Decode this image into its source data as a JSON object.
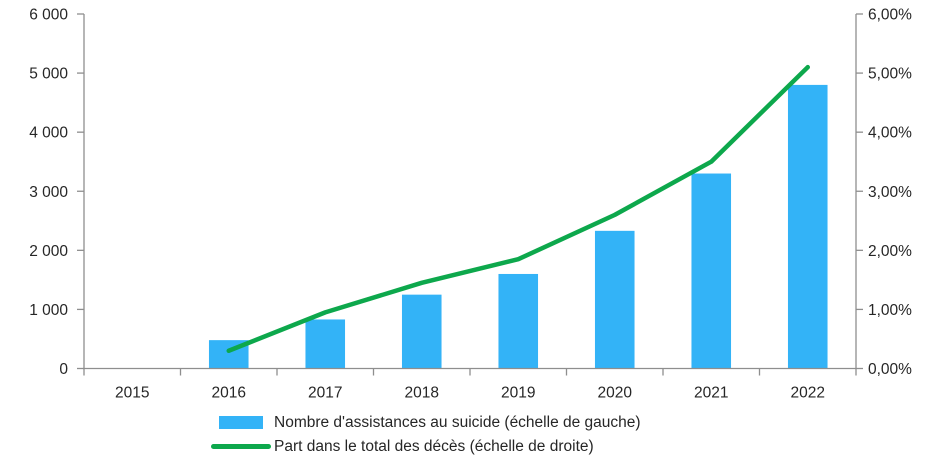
{
  "chart_data": {
    "type": "combo-bar-line",
    "title": "",
    "categories": [
      "2015",
      "2016",
      "2017",
      "2018",
      "2019",
      "2020",
      "2021",
      "2022"
    ],
    "series": [
      {
        "name": "Nombre d'assistances au suicide (échelle de gauche)",
        "type": "bar",
        "axis": "left",
        "color": "#33B3F7",
        "values": [
          null,
          480,
          830,
          1250,
          1600,
          2330,
          3300,
          4800
        ]
      },
      {
        "name": "Part dans le total des décès (échelle de droite)",
        "type": "line",
        "axis": "right",
        "color": "#0DA84C",
        "values": [
          null,
          0.3,
          0.95,
          1.45,
          1.85,
          2.6,
          3.5,
          5.1
        ]
      }
    ],
    "left_axis": {
      "min": 0,
      "max": 6000,
      "step": 1000,
      "tick_labels": [
        "6 000",
        "5 000",
        "4 000",
        "3 000",
        "2 000",
        "1 000",
        "0"
      ]
    },
    "right_axis": {
      "min": 0,
      "max": 6,
      "step": 1,
      "tick_labels": [
        "6,00%",
        "5,00%",
        "4,00%",
        "3,00%",
        "2,00%",
        "1,00%",
        "0,00%"
      ]
    },
    "grid": false,
    "legend_position": "bottom",
    "axis_color": "#8E8E8E",
    "text_color": "#262626"
  }
}
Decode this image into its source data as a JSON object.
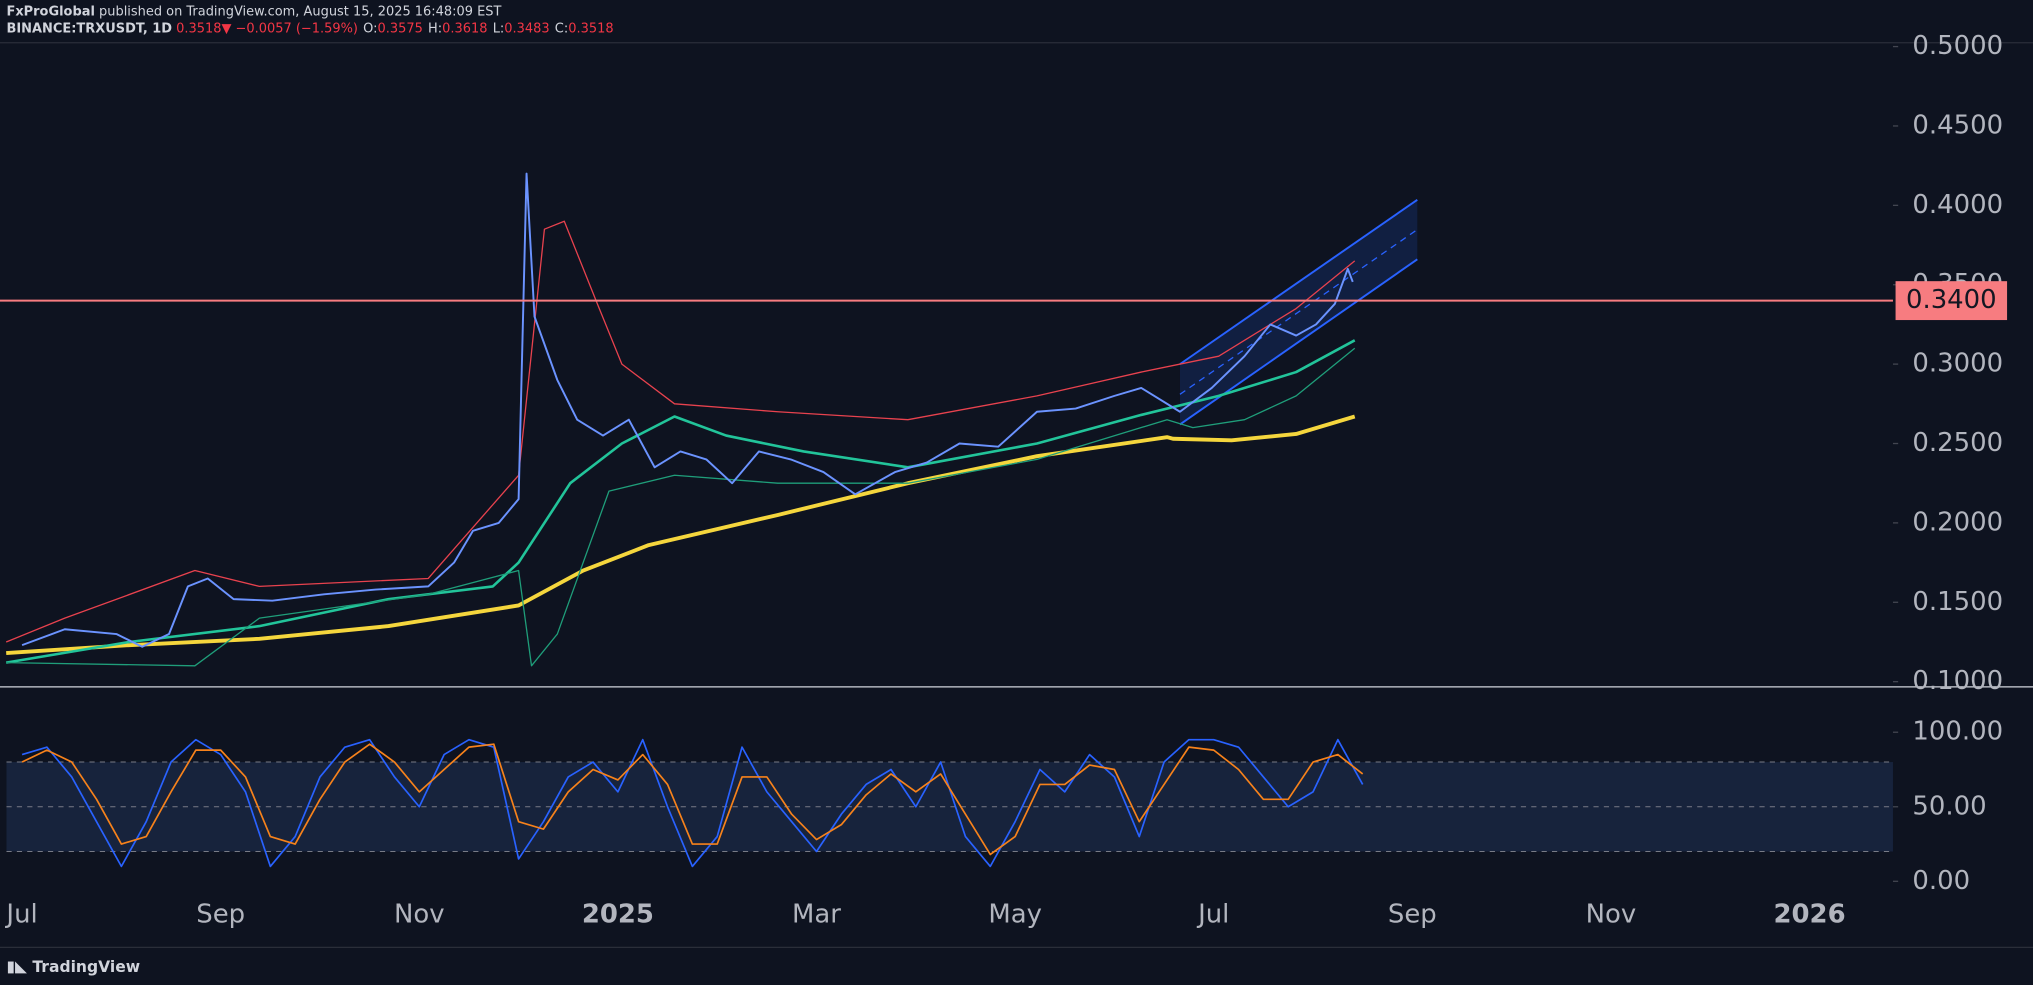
{
  "header": {
    "author": "FxProGlobal",
    "published": "published on TradingView.com, August 15, 2025 16:48:09 EST",
    "symbol": "BINANCE:TRXUSDT, 1D",
    "last": "0.3518",
    "change": "▼ −0.0057 (−1.59%)",
    "ohlc": [
      {
        "label": "O:",
        "value": "0.3575"
      },
      {
        "label": "H:",
        "value": "0.3618"
      },
      {
        "label": "L:",
        "value": "0.3483"
      },
      {
        "label": "C:",
        "value": "0.3518"
      }
    ]
  },
  "chart_data": [
    {
      "type": "line",
      "xlim": [
        -0.157,
        18.84
      ],
      "ylim": [
        0.0967,
        0.5024
      ],
      "yticks": [
        {
          "value": 0.1,
          "label": "0.1000"
        },
        {
          "value": 0.15,
          "label": "0.1500"
        },
        {
          "value": 0.2,
          "label": "0.2000"
        },
        {
          "value": 0.25,
          "label": "0.2500"
        },
        {
          "value": 0.3,
          "label": "0.3000"
        },
        {
          "value": 0.35,
          "label": "0.3500"
        },
        {
          "value": 0.4,
          "label": "0.4000"
        },
        {
          "value": 0.45,
          "label": "0.4500"
        },
        {
          "value": 0.5,
          "label": "0.5000"
        }
      ],
      "series": [
        {
          "color": "#f5d63d",
          "width": 3,
          "x": [
            -0.16,
            1.08,
            2.39,
            3.69,
            5,
            5.65,
            6.31,
            7.61,
            8.92,
            10.22,
            11.53,
            11.59,
            12.18,
            12.83,
            13.42
          ],
          "values": [
            0.118,
            0.123,
            0.127,
            0.135,
            0.148,
            0.17,
            0.186,
            0.205,
            0.225,
            0.242,
            0.254,
            0.253,
            0.252,
            0.256,
            0.267
          ]
        },
        {
          "color": "#22c49a",
          "width": 2,
          "x": [
            -0.16,
            1.08,
            2.39,
            3.69,
            4.74,
            5,
            5.52,
            6.04,
            6.57,
            7.09,
            7.87,
            8.92,
            10.22,
            11.27,
            12.05,
            12.83,
            13.42
          ],
          "values": [
            0.112,
            0.125,
            0.135,
            0.152,
            0.16,
            0.175,
            0.225,
            0.25,
            0.267,
            0.255,
            0.245,
            0.235,
            0.25,
            0.268,
            0.28,
            0.295,
            0.315
          ]
        },
        {
          "color": "#e8424e",
          "width": 1,
          "x": [
            -0.16,
            0.43,
            1.74,
            2.39,
            4.09,
            5,
            5.26,
            5.46,
            5.78,
            6.04,
            6.57,
            7.61,
            8.92,
            10.22,
            11.27,
            12.05,
            12.83,
            13.42
          ],
          "values": [
            0.125,
            0.14,
            0.17,
            0.16,
            0.165,
            0.23,
            0.385,
            0.39,
            0.34,
            0.3,
            0.275,
            0.27,
            0.265,
            0.28,
            0.295,
            0.305,
            0.335,
            0.365
          ]
        },
        {
          "color": "#1f9e7a",
          "width": 1,
          "x": [
            -0.16,
            1.74,
            2.39,
            4.09,
            5,
            5.13,
            5.39,
            5.91,
            6.57,
            7.61,
            8.92,
            10.22,
            11.53,
            11.79,
            12.31,
            12.83,
            13.42
          ],
          "values": [
            0.112,
            0.11,
            0.14,
            0.155,
            0.17,
            0.11,
            0.13,
            0.22,
            0.23,
            0.225,
            0.225,
            0.24,
            0.265,
            0.26,
            0.265,
            0.28,
            0.31
          ]
        },
        {
          "color": "#6b93ff",
          "width": 1.5,
          "x": [
            0,
            0.43,
            0.95,
            1.21,
            1.48,
            1.67,
            1.87,
            2.13,
            2.52,
            3.04,
            3.56,
            4.09,
            4.35,
            4.54,
            4.8,
            5,
            5.08,
            5.16,
            5.39,
            5.59,
            5.85,
            6.11,
            6.37,
            6.63,
            6.89,
            7.15,
            7.42,
            7.74,
            8.07,
            8.39,
            8.79,
            9.11,
            9.44,
            9.83,
            10.22,
            10.61,
            11,
            11.27,
            11.66,
            11.98,
            12.31,
            12.57,
            12.83,
            13.03,
            13.22,
            13.35,
            13.4
          ],
          "values": [
            0.123,
            0.133,
            0.13,
            0.122,
            0.13,
            0.16,
            0.165,
            0.152,
            0.151,
            0.155,
            0.158,
            0.16,
            0.175,
            0.195,
            0.2,
            0.215,
            0.42,
            0.33,
            0.29,
            0.265,
            0.255,
            0.265,
            0.235,
            0.245,
            0.24,
            0.225,
            0.245,
            0.24,
            0.232,
            0.218,
            0.232,
            0.238,
            0.25,
            0.248,
            0.27,
            0.272,
            0.28,
            0.285,
            0.27,
            0.285,
            0.305,
            0.325,
            0.318,
            0.325,
            0.338,
            0.36,
            0.3518
          ]
        }
      ],
      "channel": {
        "color": "#2962ff",
        "upper": {
          "x": [
            11.66,
            14.05
          ],
          "values": [
            0.3,
            0.4035
          ]
        },
        "lower": {
          "x": [
            11.66,
            14.05
          ],
          "values": [
            0.262,
            0.366
          ]
        }
      },
      "hline": {
        "value": 0.34,
        "label": "0.3400",
        "color": "#f77c80"
      }
    },
    {
      "type": "line",
      "xlim": [
        -0.157,
        18.84
      ],
      "ylim": [
        -8.7,
        130.4
      ],
      "yticks": [
        {
          "value": 0,
          "label": "0.00"
        },
        {
          "value": 50,
          "label": "50.00"
        },
        {
          "value": 100,
          "label": "100.00"
        }
      ],
      "bands": [
        20,
        80
      ],
      "xticks": [
        {
          "value": 0,
          "label": "Jul"
        },
        {
          "value": 2,
          "label": "Sep"
        },
        {
          "value": 4,
          "label": "Nov"
        },
        {
          "value": 6,
          "label": "2025"
        },
        {
          "value": 8,
          "label": "Mar"
        },
        {
          "value": 10,
          "label": "May"
        },
        {
          "value": 12,
          "label": "Jul"
        },
        {
          "value": 14,
          "label": "Sep"
        },
        {
          "value": 16,
          "label": "Nov"
        },
        {
          "value": 18,
          "label": "2026"
        }
      ],
      "x": [
        0,
        0.25,
        0.5,
        0.75,
        1,
        1.25,
        1.5,
        1.75,
        2,
        2.25,
        2.5,
        2.75,
        3,
        3.25,
        3.5,
        3.75,
        4,
        4.25,
        4.5,
        4.75,
        5,
        5.25,
        5.5,
        5.75,
        6,
        6.25,
        6.5,
        6.75,
        7,
        7.25,
        7.5,
        7.75,
        8,
        8.25,
        8.5,
        8.75,
        9,
        9.25,
        9.5,
        9.75,
        10,
        10.25,
        10.5,
        10.75,
        11,
        11.25,
        11.5,
        11.75,
        12,
        12.25,
        12.5,
        12.75,
        13,
        13.25,
        13.5
      ],
      "series": [
        {
          "color": "#2962ff",
          "values": [
            85,
            90,
            70,
            40,
            10,
            40,
            80,
            95,
            85,
            60,
            10,
            30,
            70,
            90,
            95,
            70,
            50,
            85,
            95,
            90,
            15,
            40,
            70,
            80,
            60,
            95,
            50,
            10,
            30,
            90,
            60,
            40,
            20,
            45,
            65,
            75,
            50,
            80,
            30,
            10,
            40,
            75,
            60,
            85,
            70,
            30,
            80,
            95,
            95,
            90,
            70,
            50,
            60,
            95,
            65
          ]
        },
        {
          "color": "#f7821b",
          "values": [
            80,
            88,
            80,
            55,
            25,
            30,
            60,
            88,
            88,
            70,
            30,
            25,
            55,
            80,
            92,
            80,
            60,
            75,
            90,
            92,
            40,
            35,
            60,
            75,
            68,
            85,
            65,
            25,
            25,
            70,
            70,
            45,
            28,
            38,
            58,
            72,
            60,
            72,
            45,
            18,
            30,
            65,
            65,
            78,
            75,
            40,
            65,
            90,
            88,
            75,
            55,
            55,
            80,
            85,
            72
          ]
        }
      ]
    }
  ],
  "footer": {
    "brand": "TradingView"
  }
}
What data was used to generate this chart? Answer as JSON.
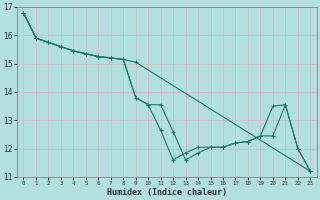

:::

Problem to work on.
From the entries above, extract each line containing "name".

Written solution.
        "name": "Nombre d'assistances au suicide (échelle de gauche)",
        "name": "Part dans le total des décès (échelle de droite)",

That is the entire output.